• DATA LISTING:

○ ○ ○ ○

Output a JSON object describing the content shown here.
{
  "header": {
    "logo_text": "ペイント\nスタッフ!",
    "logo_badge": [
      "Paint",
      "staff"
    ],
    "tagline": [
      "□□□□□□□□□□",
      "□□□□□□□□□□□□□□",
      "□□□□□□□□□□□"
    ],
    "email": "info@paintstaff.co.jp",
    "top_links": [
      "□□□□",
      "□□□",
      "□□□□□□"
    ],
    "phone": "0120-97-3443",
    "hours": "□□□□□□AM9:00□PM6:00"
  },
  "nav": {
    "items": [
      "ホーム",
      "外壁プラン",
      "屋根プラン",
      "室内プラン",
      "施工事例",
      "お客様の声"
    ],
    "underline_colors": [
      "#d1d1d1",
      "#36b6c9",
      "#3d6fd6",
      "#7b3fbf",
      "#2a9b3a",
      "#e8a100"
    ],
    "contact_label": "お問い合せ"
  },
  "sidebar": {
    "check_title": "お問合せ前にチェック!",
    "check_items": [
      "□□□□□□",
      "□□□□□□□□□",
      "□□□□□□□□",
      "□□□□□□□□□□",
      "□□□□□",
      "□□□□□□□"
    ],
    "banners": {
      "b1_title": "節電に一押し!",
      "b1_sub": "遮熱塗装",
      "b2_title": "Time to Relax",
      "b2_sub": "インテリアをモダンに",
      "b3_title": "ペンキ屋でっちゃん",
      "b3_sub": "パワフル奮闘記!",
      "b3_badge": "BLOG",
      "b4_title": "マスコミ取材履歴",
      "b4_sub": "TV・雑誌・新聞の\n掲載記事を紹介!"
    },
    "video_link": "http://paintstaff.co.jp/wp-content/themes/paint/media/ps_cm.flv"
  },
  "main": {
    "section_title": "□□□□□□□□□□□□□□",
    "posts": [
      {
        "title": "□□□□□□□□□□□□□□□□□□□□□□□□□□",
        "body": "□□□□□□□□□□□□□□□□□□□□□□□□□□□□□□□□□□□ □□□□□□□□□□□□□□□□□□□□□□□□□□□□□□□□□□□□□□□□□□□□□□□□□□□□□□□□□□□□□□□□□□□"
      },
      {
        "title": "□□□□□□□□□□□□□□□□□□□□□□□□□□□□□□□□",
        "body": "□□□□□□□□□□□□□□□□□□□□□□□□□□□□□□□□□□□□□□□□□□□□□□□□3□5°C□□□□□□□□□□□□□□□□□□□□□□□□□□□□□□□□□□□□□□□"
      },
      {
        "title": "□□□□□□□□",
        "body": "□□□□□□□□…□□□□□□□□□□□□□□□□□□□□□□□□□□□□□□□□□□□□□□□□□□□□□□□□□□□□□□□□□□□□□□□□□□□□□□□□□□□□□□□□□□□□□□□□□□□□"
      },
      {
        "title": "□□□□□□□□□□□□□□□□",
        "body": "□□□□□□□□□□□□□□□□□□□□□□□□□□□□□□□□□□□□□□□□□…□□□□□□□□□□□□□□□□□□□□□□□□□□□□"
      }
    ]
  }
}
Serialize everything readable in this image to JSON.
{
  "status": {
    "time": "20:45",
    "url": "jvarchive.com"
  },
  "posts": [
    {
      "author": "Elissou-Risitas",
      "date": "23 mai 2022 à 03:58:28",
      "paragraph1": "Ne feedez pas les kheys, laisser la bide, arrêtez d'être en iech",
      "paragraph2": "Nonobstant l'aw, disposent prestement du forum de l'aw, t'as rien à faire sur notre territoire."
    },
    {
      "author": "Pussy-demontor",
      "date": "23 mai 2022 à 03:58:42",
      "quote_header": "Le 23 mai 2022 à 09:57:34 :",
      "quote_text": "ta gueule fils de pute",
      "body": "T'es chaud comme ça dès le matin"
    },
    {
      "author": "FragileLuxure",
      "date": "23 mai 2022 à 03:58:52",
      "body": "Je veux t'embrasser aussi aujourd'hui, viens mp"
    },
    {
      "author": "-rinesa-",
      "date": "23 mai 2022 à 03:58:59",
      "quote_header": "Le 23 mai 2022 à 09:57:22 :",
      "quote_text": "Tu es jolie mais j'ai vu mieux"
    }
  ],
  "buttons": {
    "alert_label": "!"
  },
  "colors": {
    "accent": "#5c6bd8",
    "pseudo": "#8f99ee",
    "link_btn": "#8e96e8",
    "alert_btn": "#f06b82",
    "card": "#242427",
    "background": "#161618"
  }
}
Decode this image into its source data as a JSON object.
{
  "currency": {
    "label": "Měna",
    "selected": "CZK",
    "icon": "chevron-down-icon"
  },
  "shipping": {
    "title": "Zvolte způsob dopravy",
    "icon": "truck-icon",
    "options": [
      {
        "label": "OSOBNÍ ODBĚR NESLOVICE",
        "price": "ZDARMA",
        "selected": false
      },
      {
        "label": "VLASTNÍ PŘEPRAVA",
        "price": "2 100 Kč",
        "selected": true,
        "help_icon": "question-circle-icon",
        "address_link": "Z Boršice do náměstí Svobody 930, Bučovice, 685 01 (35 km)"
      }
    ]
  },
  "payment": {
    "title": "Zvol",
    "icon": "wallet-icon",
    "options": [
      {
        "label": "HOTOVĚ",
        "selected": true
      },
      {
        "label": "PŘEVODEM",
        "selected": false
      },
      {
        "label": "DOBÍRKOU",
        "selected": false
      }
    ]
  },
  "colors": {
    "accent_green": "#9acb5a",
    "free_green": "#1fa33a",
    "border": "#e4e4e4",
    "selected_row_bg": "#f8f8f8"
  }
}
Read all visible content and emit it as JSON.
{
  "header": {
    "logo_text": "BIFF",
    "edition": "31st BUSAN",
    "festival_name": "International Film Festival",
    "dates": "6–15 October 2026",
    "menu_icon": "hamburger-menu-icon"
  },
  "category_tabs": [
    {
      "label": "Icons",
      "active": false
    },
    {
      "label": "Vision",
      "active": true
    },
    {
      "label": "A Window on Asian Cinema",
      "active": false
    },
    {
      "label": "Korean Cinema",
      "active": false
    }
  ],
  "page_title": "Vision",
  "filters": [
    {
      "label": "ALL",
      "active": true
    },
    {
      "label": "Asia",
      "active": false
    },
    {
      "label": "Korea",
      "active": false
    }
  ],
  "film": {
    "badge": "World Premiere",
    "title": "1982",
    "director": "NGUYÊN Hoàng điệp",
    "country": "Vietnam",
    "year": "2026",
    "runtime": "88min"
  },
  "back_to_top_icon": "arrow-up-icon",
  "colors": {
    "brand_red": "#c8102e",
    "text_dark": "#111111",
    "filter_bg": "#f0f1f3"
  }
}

○ ○ ○ ○

• WHAT IS NEEDED:
Among the entries above, how many lines hold the string "content"? Give the number by itself.

• SOLUTION FOR THIS PROBLEM:
3